Copy each line that contains the string "panel".

Source data
--------------------------------

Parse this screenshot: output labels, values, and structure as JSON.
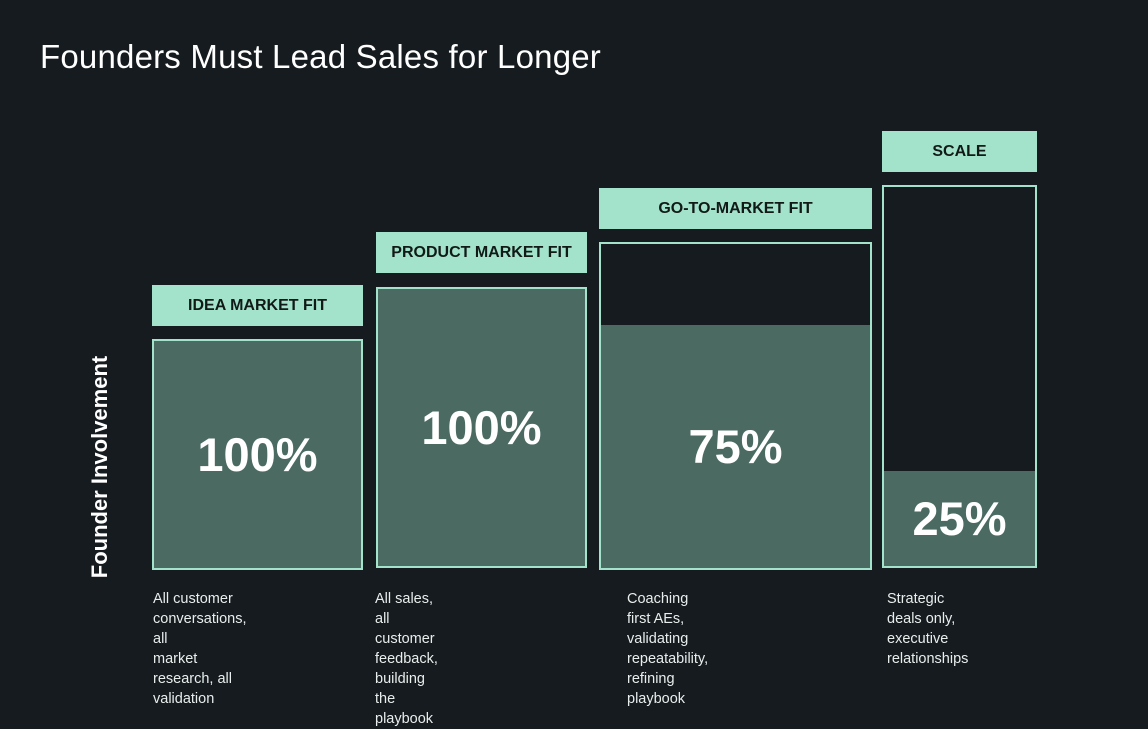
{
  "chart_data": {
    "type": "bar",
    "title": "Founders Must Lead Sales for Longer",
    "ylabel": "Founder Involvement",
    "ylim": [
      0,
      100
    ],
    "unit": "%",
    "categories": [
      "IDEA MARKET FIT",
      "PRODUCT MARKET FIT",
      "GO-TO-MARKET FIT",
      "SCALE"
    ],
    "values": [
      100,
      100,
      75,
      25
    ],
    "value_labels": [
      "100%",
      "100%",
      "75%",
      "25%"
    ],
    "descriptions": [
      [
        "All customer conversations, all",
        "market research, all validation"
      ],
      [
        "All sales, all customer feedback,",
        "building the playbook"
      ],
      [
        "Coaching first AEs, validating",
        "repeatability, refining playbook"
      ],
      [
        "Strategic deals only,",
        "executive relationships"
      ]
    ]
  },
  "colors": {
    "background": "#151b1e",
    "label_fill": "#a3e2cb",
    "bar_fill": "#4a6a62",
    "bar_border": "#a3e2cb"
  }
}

--------------------------------

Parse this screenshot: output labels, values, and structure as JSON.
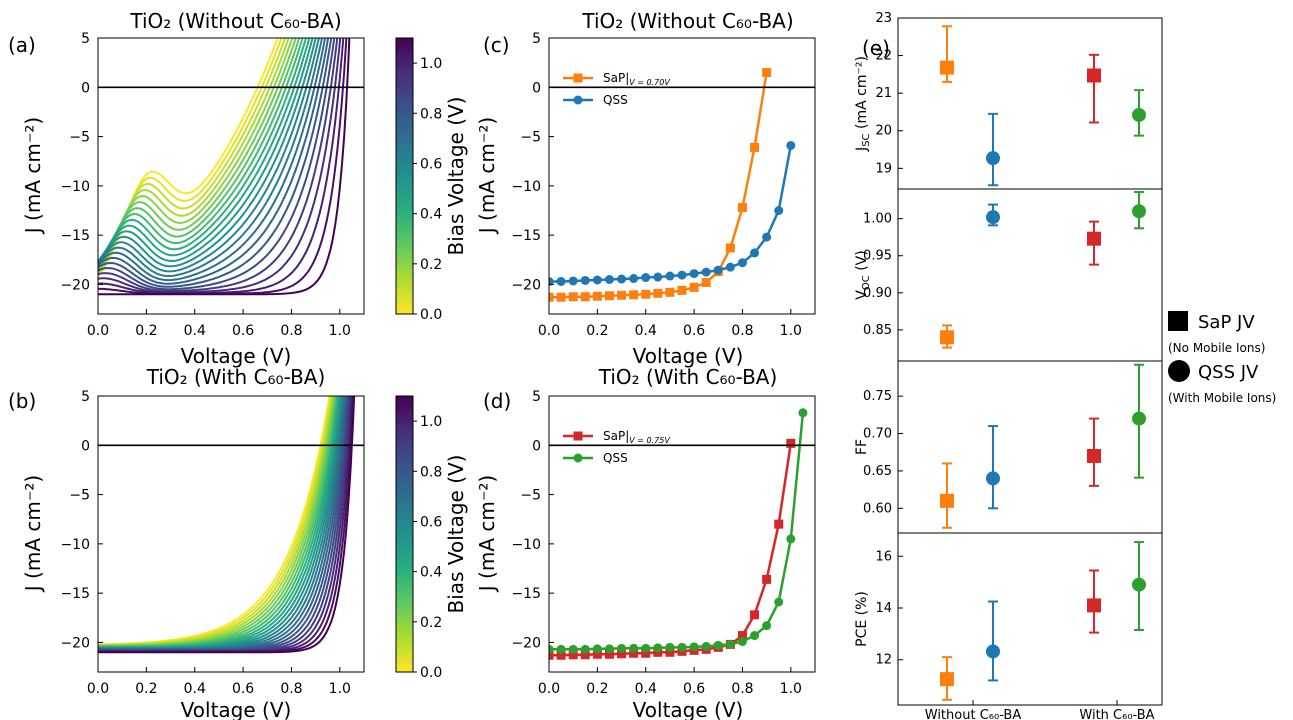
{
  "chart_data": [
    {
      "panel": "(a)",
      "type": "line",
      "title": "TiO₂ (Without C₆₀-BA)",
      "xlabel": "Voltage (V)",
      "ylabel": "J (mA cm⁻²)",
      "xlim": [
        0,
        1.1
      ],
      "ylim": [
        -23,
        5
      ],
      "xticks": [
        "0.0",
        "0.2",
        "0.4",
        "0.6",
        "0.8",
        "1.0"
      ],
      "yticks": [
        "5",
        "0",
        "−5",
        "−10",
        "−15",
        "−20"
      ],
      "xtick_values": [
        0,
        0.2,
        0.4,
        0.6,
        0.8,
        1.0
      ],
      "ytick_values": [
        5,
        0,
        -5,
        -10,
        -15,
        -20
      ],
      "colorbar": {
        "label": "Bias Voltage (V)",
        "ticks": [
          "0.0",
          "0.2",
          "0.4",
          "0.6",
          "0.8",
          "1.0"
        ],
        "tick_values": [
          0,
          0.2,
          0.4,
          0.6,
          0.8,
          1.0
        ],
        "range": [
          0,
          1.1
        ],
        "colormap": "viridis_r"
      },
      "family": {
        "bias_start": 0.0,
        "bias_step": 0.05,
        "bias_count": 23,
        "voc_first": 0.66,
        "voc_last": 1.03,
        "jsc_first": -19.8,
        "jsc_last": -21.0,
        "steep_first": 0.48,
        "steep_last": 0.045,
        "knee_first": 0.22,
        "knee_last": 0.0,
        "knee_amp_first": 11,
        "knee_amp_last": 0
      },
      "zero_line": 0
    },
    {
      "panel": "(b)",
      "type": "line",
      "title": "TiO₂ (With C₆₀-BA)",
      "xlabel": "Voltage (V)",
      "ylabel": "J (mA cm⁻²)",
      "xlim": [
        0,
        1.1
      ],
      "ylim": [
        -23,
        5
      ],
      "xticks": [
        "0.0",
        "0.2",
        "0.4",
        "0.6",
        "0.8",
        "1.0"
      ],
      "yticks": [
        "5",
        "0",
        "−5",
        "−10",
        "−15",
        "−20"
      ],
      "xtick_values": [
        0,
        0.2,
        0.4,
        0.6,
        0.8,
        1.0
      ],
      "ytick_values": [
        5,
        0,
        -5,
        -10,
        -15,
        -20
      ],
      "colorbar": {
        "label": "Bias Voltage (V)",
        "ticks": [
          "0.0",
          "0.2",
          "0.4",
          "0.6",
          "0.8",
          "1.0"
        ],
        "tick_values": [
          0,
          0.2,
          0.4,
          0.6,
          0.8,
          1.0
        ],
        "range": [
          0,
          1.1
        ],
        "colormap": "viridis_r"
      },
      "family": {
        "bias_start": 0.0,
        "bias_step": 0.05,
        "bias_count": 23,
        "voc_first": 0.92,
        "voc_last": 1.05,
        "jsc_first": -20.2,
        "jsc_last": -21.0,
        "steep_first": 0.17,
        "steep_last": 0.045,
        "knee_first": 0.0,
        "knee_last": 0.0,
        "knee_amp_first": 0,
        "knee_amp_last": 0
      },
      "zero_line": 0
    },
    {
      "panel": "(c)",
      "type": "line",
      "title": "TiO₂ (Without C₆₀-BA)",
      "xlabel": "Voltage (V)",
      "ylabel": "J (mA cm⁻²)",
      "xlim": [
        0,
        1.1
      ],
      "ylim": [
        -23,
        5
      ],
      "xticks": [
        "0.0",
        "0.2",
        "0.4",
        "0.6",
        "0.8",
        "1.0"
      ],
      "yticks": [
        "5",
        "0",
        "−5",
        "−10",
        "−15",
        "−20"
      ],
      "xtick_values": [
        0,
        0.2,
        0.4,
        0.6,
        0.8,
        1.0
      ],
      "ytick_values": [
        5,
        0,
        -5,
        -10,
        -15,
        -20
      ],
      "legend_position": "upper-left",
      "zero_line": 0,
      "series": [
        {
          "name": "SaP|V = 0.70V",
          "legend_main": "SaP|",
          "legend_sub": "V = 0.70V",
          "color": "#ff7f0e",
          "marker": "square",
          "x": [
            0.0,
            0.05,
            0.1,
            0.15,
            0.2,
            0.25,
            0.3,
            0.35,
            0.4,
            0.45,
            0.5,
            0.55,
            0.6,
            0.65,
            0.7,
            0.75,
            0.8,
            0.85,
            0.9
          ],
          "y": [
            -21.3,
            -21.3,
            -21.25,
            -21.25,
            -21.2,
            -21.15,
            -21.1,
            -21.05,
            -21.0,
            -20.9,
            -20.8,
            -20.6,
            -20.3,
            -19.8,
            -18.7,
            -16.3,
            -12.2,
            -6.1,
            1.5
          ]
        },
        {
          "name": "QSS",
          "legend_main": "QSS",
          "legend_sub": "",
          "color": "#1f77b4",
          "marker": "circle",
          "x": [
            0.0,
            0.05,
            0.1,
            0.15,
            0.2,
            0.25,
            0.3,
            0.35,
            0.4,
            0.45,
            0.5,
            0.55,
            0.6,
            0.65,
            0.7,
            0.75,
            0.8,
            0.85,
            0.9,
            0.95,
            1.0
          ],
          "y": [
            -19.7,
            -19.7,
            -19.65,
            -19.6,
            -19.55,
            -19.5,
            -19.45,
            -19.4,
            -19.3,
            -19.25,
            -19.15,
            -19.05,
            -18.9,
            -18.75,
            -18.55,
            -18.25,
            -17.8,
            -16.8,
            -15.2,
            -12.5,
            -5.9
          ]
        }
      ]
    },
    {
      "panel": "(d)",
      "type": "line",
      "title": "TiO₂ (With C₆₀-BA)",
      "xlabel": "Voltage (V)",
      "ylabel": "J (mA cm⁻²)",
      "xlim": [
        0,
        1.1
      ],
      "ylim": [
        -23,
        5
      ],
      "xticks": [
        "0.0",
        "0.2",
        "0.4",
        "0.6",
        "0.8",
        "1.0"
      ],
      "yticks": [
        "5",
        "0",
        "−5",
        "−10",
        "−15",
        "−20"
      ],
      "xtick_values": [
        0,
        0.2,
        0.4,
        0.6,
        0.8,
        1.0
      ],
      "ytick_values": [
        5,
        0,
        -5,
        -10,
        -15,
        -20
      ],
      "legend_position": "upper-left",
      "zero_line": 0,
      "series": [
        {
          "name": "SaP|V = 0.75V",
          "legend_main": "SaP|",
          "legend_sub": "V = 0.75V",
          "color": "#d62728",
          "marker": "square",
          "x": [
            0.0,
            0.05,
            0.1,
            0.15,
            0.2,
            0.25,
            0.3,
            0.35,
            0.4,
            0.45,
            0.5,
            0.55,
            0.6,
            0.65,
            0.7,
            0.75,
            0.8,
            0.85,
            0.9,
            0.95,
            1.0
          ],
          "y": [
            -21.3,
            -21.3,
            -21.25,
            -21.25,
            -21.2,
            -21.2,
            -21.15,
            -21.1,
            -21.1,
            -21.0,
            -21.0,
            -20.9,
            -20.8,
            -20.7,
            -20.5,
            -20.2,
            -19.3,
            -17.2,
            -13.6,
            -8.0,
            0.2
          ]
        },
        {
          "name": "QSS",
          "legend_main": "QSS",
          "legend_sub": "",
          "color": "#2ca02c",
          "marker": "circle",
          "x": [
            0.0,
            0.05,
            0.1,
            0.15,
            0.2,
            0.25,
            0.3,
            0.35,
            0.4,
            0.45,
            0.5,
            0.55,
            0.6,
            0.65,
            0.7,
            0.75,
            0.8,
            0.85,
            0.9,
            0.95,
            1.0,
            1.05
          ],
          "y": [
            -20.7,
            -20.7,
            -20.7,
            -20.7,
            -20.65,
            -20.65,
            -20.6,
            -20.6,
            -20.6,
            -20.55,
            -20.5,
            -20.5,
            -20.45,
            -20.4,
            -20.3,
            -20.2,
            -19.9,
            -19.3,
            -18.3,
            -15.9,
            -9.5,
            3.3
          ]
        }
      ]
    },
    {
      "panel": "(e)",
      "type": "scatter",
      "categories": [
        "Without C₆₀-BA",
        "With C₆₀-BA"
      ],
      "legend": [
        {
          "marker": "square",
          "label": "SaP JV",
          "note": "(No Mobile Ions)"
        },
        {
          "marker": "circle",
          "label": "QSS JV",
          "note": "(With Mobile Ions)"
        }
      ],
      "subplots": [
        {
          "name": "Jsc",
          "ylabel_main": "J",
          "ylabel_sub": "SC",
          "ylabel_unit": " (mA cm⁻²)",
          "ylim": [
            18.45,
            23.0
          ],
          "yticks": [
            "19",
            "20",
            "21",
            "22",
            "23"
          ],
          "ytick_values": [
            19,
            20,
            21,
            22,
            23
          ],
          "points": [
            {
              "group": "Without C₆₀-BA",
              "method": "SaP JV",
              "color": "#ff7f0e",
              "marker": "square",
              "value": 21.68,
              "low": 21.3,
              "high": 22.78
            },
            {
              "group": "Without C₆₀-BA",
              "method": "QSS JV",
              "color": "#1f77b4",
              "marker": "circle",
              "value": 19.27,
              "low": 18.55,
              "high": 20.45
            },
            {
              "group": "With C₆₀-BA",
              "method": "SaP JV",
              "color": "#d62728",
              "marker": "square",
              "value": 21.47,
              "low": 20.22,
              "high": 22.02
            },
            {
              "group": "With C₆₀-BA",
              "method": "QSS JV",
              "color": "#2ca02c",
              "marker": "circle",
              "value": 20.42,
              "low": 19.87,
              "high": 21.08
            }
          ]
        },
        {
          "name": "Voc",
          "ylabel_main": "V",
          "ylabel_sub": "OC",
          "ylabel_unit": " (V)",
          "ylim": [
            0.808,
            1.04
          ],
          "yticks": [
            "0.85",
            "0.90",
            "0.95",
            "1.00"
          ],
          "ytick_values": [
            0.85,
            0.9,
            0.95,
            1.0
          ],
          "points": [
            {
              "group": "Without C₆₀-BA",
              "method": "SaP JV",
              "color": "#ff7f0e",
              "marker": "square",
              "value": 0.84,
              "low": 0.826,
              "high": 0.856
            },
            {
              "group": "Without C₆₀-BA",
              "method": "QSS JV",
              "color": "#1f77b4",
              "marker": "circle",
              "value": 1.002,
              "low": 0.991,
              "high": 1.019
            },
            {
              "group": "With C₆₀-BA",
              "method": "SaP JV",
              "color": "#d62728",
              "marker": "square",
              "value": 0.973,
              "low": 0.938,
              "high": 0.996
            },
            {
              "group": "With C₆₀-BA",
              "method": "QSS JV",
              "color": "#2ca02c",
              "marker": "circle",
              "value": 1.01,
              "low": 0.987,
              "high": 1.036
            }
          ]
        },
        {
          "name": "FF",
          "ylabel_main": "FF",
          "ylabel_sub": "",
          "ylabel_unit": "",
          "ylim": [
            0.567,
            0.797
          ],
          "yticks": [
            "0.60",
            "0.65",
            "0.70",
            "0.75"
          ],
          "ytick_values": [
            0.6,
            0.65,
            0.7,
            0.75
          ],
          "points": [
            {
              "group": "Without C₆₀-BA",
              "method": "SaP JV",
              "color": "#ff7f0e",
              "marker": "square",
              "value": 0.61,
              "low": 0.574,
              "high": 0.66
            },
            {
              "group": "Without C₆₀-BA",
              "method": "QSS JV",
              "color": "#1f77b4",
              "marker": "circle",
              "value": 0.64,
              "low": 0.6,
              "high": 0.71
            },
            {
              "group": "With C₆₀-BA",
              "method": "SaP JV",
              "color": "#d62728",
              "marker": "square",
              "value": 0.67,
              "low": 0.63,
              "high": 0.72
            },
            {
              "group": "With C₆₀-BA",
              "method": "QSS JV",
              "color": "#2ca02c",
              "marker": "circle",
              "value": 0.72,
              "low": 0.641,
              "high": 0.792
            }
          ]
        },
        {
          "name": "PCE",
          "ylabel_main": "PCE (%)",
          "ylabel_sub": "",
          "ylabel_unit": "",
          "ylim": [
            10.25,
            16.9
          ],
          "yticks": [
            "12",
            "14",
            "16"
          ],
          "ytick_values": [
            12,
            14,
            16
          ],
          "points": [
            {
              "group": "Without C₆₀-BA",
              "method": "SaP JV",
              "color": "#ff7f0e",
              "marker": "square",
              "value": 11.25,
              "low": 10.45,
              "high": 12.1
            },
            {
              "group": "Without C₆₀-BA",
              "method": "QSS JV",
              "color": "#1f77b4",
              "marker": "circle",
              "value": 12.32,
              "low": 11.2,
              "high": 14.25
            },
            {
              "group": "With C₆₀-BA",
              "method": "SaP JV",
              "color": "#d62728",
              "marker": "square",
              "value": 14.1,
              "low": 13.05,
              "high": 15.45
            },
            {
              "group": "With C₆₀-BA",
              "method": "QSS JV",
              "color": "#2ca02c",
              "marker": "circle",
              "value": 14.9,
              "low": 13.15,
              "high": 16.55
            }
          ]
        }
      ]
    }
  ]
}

--------------------------------

Written answer
      "panel": "(a)",
      "panel": "(b)",
      "panel": "(c)",
      "panel": "(d)",
      "panel": "(e)",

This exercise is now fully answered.